**Data extracted from a collection:**

════════════════════

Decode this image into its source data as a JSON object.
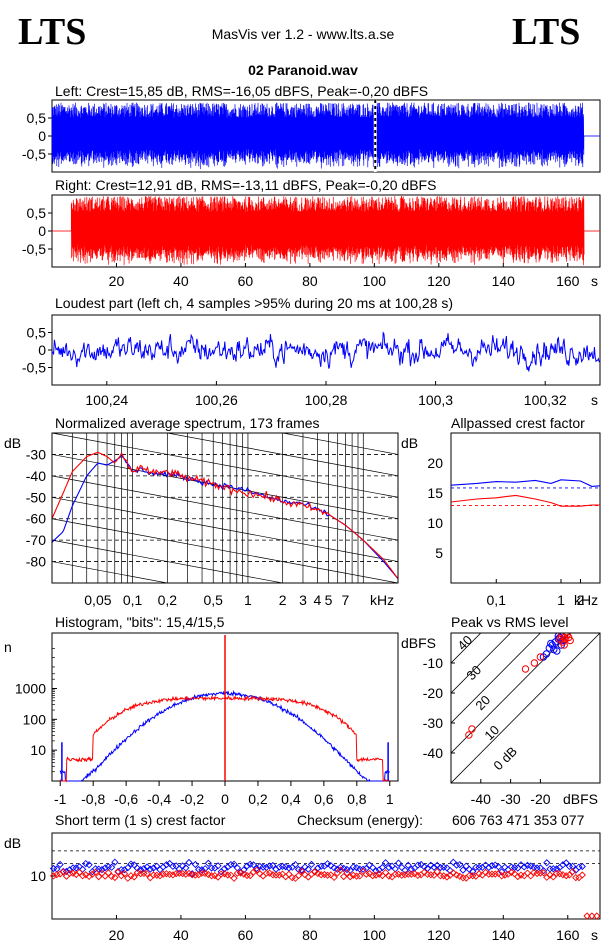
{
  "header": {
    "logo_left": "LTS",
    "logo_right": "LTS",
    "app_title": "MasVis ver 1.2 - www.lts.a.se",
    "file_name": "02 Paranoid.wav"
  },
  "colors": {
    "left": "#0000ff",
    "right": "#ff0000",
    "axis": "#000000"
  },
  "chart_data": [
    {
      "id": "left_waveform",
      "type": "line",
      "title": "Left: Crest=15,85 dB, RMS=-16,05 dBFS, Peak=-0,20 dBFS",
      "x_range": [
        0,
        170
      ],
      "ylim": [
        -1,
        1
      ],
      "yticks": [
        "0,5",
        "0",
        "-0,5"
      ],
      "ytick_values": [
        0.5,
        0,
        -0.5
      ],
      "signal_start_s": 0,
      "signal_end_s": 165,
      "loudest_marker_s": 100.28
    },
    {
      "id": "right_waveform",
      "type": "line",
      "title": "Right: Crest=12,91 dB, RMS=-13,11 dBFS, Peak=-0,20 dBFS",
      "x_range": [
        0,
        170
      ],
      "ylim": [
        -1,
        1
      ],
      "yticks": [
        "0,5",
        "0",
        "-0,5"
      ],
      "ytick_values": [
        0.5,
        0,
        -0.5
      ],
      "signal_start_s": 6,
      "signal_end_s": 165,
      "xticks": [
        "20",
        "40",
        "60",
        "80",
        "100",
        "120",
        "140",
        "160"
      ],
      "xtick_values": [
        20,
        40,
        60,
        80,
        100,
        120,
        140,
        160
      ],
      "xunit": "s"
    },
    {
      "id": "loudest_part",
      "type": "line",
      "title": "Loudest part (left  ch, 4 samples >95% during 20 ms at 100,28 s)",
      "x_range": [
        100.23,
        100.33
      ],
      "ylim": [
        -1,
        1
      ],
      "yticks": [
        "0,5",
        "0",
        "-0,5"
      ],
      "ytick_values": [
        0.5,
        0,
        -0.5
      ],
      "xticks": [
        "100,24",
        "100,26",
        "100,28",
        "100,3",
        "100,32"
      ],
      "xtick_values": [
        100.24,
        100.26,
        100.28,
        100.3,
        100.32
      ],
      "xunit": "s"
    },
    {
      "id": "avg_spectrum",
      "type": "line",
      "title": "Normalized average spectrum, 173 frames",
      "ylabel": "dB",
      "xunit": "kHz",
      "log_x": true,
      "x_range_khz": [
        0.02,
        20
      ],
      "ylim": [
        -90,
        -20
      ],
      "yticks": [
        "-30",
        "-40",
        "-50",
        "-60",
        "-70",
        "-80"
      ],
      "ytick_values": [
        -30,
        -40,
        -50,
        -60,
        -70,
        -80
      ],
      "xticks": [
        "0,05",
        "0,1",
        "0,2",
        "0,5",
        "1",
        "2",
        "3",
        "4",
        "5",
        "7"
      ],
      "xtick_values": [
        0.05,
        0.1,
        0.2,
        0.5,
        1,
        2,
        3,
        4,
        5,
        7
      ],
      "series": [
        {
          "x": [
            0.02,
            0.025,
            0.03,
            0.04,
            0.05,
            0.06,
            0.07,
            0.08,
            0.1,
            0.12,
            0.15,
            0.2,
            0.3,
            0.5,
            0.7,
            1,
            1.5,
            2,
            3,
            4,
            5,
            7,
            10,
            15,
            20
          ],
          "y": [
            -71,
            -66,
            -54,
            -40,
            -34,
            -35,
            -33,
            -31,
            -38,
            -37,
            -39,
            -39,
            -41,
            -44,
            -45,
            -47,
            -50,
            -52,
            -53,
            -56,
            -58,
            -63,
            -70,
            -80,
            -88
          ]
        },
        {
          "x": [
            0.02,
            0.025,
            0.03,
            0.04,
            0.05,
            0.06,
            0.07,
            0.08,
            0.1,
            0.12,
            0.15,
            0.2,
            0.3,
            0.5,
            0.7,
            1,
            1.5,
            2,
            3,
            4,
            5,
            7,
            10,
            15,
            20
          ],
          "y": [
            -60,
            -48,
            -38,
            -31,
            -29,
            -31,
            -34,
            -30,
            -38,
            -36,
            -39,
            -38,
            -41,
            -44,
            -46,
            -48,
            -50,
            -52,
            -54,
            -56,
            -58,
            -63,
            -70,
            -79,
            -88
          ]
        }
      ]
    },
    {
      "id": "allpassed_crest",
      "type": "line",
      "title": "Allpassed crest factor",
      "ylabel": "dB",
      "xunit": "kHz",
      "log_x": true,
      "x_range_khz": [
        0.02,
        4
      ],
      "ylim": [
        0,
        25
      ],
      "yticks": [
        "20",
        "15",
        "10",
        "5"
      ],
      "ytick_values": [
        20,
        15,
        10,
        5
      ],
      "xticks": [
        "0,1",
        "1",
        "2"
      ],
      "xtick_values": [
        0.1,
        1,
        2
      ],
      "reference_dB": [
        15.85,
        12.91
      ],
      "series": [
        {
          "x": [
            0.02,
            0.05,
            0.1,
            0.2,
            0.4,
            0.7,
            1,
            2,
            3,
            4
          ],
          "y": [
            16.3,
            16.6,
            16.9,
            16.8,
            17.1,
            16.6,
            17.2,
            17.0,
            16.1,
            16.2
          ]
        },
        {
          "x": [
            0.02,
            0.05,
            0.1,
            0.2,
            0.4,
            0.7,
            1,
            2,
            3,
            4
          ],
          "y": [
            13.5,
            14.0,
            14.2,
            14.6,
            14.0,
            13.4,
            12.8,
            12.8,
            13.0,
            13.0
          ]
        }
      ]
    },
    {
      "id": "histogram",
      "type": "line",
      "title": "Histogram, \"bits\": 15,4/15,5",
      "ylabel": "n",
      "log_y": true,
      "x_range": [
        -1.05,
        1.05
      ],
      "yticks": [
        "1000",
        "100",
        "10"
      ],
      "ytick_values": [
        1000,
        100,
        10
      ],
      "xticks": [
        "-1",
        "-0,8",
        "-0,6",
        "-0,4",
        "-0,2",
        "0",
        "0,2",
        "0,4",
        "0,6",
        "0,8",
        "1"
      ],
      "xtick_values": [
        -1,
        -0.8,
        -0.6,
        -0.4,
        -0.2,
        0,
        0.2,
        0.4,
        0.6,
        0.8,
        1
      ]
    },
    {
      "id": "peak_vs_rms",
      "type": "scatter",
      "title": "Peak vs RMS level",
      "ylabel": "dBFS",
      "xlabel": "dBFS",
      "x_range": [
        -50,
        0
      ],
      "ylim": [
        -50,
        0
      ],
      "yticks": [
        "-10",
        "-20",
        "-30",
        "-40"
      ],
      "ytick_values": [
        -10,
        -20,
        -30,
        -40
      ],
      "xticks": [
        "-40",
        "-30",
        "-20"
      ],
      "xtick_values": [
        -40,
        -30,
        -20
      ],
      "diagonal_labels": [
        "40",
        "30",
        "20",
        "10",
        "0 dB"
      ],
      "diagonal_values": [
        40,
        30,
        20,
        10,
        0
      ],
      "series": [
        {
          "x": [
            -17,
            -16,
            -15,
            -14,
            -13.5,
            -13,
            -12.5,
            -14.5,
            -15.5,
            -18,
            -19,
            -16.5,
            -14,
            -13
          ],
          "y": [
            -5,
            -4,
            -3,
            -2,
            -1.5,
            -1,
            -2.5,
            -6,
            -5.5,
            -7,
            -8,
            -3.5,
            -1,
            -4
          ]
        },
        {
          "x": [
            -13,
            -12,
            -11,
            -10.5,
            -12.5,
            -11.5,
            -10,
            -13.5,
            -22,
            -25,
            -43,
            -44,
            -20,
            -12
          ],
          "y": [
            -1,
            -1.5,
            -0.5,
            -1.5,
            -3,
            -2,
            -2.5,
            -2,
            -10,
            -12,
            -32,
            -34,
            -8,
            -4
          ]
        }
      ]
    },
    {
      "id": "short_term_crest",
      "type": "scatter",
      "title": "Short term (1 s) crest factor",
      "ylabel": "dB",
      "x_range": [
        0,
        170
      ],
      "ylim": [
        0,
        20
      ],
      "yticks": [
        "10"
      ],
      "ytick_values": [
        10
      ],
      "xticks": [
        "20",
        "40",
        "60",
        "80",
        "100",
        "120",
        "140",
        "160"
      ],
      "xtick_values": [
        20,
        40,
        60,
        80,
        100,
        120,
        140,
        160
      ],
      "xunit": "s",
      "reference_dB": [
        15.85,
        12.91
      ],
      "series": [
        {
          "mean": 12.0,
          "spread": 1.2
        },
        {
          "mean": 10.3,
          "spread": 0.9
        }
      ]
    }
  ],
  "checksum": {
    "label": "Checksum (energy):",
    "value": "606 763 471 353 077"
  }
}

════════════════════

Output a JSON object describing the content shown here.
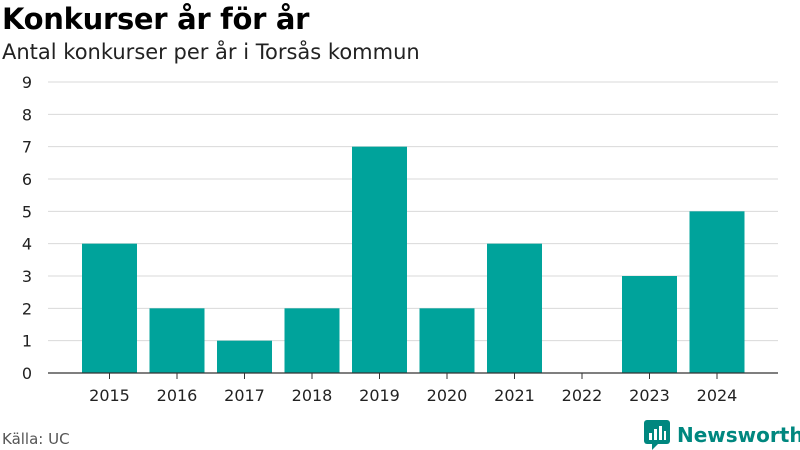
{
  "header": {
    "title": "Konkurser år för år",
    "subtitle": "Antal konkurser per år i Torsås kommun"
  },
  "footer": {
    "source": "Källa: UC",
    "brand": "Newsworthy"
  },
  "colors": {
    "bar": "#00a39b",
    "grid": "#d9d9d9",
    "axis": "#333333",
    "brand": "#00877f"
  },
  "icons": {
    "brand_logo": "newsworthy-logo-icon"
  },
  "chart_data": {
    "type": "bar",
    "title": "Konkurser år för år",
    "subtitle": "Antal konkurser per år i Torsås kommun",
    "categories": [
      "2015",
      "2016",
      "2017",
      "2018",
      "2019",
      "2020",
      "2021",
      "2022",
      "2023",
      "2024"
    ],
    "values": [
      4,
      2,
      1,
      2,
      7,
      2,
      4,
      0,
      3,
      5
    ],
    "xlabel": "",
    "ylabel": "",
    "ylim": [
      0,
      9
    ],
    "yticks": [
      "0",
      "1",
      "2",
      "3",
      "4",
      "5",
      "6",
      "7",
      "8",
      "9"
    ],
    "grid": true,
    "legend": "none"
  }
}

════════════════════

**Instructions to follow:**
Note every line above where the string "Torsås" shows up, and copy those lines.

**Answer to this exercise:**
    "subtitle": "Antal konkurser per år i Torsås kommun"
    "subtitle": "Antal konkurser per år i Torsås kommun",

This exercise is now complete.